* **The task**
In the listing that follows, count the lines holding the word "acid" and report only that number.

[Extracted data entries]
=====
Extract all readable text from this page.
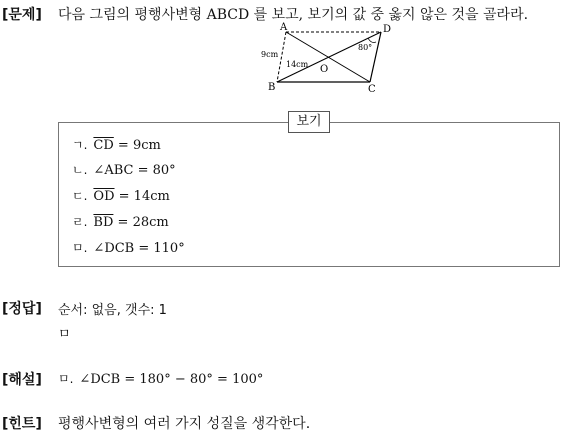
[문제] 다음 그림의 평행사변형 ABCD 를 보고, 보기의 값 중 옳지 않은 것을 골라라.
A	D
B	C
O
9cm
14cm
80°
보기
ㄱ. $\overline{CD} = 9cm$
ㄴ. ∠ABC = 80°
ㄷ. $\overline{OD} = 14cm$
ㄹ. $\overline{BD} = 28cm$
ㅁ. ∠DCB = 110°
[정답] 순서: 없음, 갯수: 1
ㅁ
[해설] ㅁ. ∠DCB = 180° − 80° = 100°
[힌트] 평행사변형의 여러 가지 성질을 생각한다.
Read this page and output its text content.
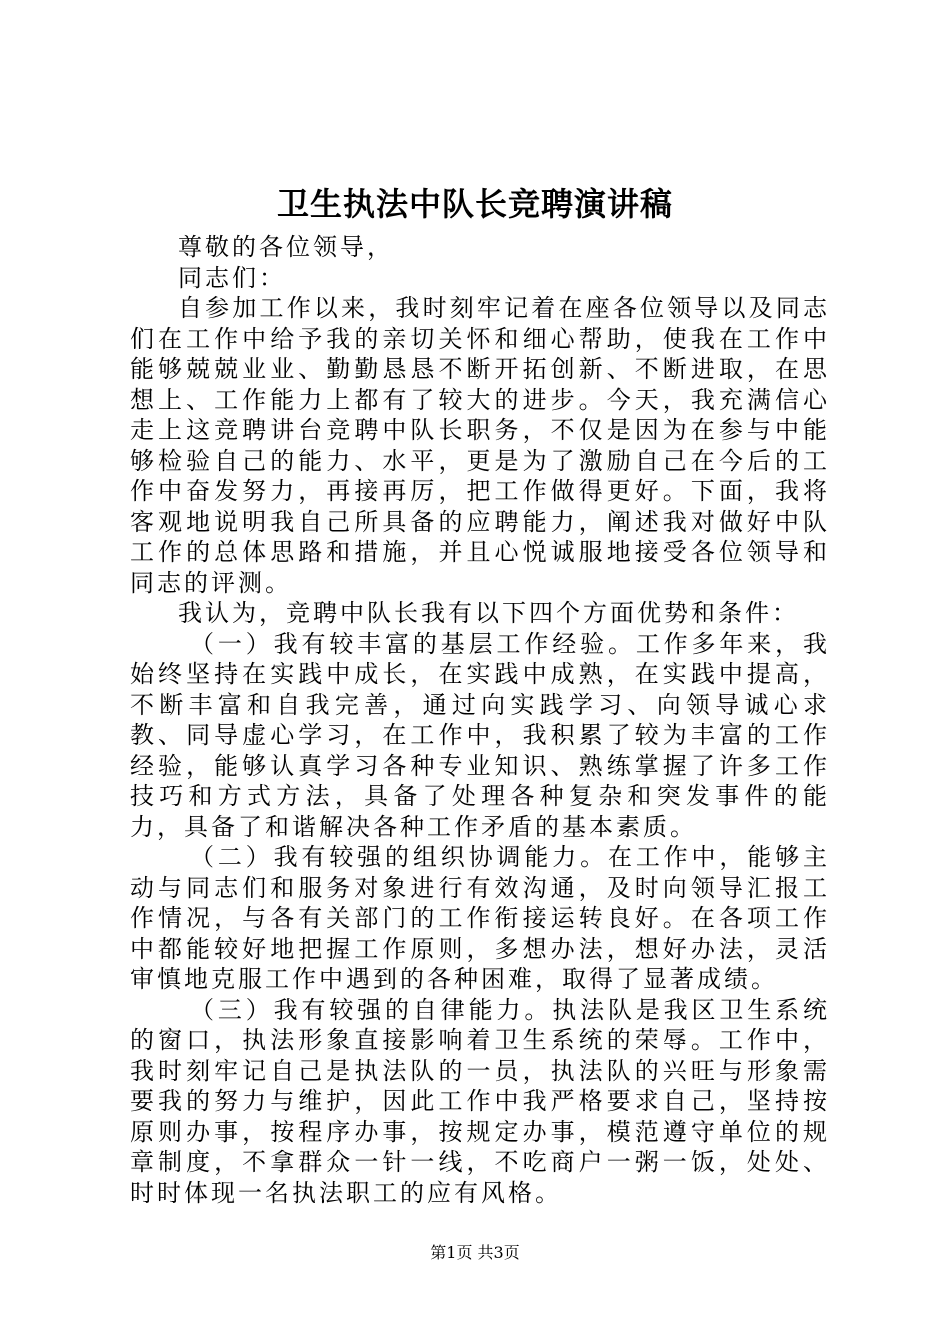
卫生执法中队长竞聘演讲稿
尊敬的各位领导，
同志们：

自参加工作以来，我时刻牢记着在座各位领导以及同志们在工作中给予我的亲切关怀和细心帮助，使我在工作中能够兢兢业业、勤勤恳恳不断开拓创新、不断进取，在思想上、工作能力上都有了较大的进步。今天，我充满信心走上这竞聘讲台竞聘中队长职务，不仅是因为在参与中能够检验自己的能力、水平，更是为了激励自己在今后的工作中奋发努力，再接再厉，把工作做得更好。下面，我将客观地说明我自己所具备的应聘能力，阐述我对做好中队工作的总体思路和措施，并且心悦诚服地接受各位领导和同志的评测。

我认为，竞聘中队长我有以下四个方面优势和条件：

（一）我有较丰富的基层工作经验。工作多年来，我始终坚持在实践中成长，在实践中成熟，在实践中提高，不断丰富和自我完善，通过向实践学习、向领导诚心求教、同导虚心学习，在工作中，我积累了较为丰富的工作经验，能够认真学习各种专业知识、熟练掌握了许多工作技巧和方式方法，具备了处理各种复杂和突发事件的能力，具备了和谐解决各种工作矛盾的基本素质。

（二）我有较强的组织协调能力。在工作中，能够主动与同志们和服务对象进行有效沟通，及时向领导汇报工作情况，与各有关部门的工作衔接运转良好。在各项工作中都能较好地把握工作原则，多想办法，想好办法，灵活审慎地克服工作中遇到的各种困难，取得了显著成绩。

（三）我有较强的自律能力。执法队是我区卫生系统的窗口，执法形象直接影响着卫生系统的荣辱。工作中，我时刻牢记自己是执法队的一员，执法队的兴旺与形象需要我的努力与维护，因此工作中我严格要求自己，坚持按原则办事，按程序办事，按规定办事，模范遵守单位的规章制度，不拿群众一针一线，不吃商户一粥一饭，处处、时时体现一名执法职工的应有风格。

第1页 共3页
=====
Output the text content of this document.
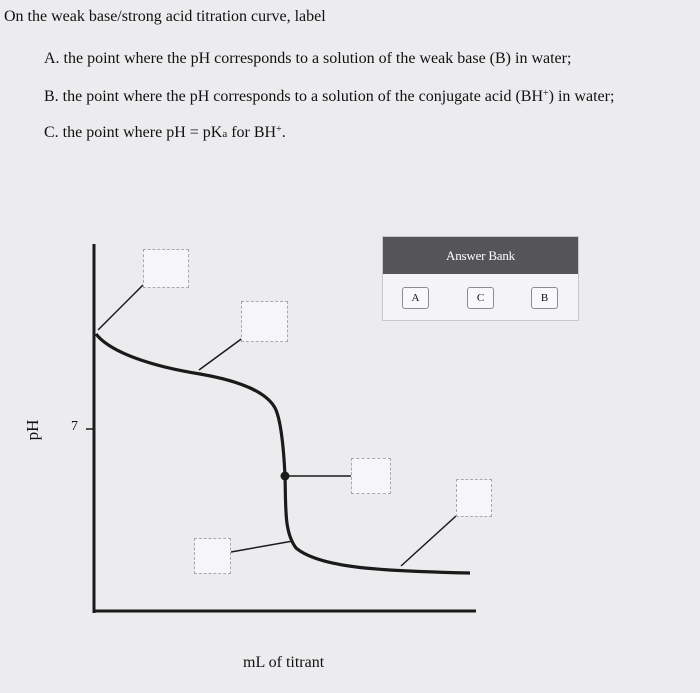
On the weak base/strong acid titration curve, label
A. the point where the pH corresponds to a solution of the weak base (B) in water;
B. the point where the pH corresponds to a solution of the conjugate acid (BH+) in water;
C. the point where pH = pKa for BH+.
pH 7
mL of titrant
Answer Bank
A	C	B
=====
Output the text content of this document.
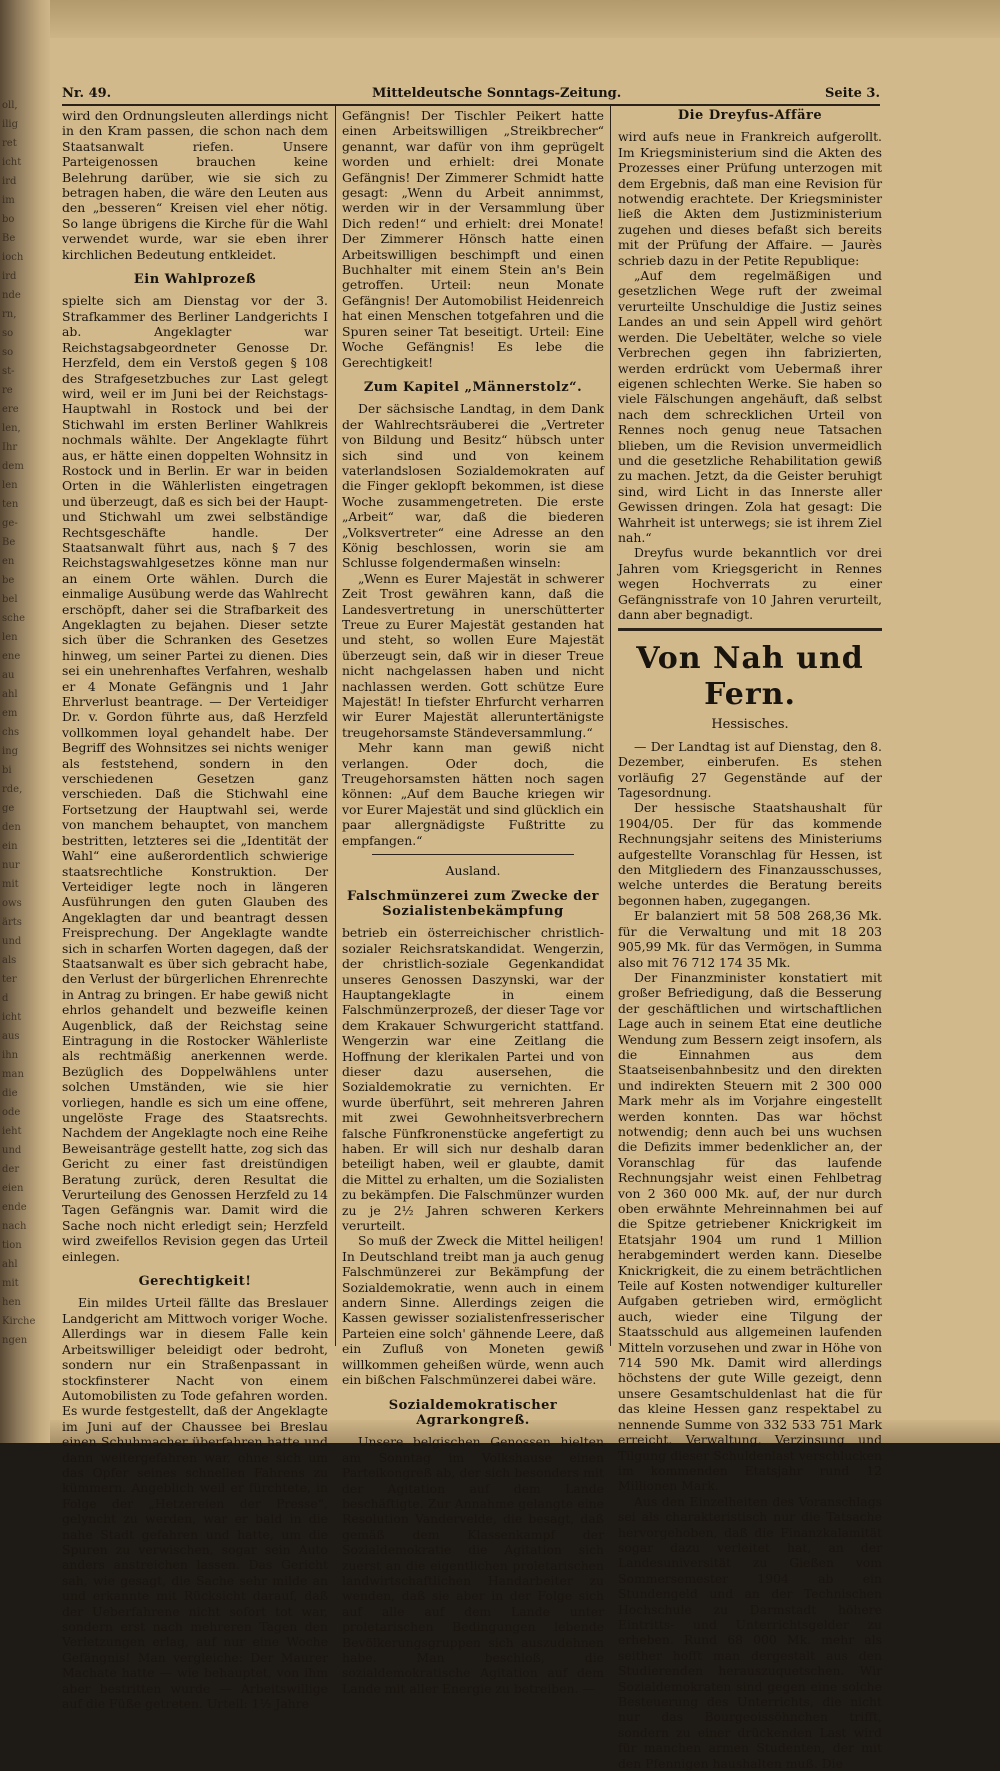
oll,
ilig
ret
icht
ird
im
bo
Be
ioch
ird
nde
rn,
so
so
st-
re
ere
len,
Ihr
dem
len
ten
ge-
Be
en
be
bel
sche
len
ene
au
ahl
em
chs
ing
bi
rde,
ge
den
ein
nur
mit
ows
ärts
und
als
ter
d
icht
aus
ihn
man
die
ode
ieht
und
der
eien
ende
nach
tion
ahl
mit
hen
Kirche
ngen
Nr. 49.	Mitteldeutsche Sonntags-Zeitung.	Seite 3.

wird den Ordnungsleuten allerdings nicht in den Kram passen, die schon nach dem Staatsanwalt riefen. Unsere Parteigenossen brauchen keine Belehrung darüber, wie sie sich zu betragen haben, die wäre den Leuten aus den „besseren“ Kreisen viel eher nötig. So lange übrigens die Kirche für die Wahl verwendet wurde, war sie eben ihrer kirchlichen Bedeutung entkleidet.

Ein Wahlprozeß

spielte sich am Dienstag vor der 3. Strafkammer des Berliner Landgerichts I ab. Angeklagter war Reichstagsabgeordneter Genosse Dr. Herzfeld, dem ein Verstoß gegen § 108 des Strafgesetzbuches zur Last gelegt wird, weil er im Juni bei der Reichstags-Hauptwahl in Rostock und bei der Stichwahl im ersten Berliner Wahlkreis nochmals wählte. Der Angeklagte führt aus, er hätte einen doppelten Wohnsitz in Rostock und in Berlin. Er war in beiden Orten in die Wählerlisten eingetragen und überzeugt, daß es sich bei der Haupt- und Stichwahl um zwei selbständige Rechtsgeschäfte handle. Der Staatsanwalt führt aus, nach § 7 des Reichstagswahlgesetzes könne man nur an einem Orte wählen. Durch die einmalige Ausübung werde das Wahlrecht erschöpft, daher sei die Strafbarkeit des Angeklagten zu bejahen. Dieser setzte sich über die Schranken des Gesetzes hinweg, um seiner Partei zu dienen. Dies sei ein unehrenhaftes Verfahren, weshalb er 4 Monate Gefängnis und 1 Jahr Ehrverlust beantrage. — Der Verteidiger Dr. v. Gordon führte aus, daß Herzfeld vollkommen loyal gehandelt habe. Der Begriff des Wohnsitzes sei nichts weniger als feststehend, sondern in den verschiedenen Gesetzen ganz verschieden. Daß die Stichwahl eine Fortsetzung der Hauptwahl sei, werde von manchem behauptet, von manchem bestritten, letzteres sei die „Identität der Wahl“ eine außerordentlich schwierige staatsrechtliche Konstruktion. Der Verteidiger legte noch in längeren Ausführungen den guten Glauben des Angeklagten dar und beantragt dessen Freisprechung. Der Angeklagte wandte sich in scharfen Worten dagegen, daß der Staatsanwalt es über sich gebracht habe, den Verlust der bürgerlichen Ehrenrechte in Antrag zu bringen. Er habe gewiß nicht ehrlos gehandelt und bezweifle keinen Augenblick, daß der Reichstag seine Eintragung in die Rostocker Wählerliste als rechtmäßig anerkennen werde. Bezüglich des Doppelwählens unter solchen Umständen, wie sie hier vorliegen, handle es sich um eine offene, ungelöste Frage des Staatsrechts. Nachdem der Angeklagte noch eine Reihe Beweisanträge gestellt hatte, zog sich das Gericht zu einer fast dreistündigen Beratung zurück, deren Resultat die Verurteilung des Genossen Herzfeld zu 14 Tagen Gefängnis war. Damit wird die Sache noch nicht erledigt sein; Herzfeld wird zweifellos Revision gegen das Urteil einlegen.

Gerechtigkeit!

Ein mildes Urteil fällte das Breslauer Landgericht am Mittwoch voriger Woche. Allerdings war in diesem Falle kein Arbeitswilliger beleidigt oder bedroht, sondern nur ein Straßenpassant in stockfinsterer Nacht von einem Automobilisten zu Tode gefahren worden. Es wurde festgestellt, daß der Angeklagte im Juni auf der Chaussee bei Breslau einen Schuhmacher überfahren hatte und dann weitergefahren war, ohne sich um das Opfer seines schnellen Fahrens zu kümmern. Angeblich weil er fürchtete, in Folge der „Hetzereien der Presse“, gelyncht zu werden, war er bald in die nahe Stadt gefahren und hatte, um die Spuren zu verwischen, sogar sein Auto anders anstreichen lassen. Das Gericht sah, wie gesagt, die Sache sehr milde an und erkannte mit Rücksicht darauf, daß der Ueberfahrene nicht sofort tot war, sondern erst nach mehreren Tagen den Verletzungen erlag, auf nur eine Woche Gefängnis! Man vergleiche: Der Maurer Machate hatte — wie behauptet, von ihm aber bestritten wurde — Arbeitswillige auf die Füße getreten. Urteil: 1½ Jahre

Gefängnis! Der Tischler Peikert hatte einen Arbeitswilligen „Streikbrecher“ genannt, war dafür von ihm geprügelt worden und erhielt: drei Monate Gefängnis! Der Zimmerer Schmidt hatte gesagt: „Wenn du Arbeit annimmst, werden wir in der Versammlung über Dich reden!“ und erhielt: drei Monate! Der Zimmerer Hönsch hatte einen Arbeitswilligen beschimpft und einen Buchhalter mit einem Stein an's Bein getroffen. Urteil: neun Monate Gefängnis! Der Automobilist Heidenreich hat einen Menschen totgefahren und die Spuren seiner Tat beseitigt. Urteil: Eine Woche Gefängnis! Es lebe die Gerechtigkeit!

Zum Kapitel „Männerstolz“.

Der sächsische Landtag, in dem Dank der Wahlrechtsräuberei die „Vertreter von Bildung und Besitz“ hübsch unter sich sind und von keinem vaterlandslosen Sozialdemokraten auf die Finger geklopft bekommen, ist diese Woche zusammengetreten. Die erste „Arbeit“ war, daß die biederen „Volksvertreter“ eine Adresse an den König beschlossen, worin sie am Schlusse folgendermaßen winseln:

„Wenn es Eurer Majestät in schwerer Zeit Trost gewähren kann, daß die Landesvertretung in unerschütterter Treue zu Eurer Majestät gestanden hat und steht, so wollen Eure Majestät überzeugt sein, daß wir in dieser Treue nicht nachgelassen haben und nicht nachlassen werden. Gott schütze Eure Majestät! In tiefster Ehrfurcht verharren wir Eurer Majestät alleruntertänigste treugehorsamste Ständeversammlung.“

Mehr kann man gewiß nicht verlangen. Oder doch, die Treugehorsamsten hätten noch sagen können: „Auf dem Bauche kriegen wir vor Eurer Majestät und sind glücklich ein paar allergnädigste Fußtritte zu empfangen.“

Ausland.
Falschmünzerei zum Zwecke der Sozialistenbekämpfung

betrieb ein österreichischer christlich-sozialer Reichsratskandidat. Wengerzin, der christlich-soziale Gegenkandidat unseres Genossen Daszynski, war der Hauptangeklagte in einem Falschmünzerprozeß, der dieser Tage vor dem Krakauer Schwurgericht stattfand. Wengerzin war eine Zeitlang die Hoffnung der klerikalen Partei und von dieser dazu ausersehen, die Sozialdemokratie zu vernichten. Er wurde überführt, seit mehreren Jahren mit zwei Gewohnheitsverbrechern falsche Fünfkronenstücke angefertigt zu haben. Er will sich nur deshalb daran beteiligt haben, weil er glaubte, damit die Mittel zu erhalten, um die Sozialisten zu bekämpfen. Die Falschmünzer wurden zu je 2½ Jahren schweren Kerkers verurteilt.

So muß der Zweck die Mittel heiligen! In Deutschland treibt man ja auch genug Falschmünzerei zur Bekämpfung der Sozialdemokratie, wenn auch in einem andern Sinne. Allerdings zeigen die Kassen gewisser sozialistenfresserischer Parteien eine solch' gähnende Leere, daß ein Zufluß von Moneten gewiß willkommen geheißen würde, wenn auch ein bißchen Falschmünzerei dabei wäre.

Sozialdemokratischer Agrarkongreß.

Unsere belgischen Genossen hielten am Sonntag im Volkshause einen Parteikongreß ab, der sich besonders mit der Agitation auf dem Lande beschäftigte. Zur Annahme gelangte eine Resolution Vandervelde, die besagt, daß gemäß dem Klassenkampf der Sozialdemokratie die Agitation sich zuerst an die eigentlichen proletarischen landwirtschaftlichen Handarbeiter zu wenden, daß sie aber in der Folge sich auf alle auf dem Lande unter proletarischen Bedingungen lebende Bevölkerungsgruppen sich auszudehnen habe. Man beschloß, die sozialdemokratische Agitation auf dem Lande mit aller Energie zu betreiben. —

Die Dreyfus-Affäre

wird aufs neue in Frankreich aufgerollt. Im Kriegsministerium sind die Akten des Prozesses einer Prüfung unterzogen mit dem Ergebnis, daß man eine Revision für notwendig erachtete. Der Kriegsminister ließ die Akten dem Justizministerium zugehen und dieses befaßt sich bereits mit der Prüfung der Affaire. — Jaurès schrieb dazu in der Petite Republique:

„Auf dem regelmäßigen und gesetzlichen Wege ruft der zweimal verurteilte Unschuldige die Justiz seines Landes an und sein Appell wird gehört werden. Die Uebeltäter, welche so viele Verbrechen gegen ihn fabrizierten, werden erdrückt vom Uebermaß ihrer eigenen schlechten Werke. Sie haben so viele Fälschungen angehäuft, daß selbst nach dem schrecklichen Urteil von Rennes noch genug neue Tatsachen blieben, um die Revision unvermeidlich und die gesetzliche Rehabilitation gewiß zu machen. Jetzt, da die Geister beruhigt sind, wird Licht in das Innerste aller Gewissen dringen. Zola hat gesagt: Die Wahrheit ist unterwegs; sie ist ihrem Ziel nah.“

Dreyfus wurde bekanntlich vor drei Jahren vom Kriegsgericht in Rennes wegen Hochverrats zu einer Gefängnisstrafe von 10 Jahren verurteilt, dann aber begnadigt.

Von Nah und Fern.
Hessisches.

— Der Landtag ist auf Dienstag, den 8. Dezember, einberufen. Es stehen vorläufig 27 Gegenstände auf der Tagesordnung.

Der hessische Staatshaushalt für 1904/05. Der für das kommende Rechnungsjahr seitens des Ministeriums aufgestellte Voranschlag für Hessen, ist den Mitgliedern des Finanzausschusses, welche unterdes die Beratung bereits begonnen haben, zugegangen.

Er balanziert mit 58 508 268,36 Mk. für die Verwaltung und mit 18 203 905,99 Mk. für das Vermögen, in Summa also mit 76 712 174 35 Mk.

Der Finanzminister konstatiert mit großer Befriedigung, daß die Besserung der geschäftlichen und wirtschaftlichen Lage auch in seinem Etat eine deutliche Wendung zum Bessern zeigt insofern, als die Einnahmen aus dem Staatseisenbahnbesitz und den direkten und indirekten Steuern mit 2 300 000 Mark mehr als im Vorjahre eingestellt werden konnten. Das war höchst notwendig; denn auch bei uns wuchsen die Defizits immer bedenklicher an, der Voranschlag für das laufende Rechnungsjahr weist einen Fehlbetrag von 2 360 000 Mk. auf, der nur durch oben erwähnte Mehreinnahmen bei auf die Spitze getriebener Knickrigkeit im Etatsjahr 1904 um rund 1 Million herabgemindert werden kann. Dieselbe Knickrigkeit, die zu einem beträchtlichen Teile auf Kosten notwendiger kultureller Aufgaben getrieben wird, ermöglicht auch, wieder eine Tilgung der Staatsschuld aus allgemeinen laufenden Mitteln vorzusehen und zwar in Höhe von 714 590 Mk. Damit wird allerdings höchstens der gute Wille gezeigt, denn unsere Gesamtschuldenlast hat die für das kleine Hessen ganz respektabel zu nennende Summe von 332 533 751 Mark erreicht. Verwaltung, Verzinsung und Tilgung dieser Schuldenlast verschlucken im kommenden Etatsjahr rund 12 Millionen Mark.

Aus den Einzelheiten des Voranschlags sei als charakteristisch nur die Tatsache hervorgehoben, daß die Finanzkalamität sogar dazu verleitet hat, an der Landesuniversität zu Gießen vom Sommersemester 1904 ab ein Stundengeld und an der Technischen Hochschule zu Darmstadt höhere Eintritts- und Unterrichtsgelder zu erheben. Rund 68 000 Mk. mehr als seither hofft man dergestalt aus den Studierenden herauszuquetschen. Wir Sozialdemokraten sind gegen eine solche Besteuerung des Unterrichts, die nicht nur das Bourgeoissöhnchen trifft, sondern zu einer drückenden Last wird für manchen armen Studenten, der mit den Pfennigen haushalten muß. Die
=====
* **Written answer**
2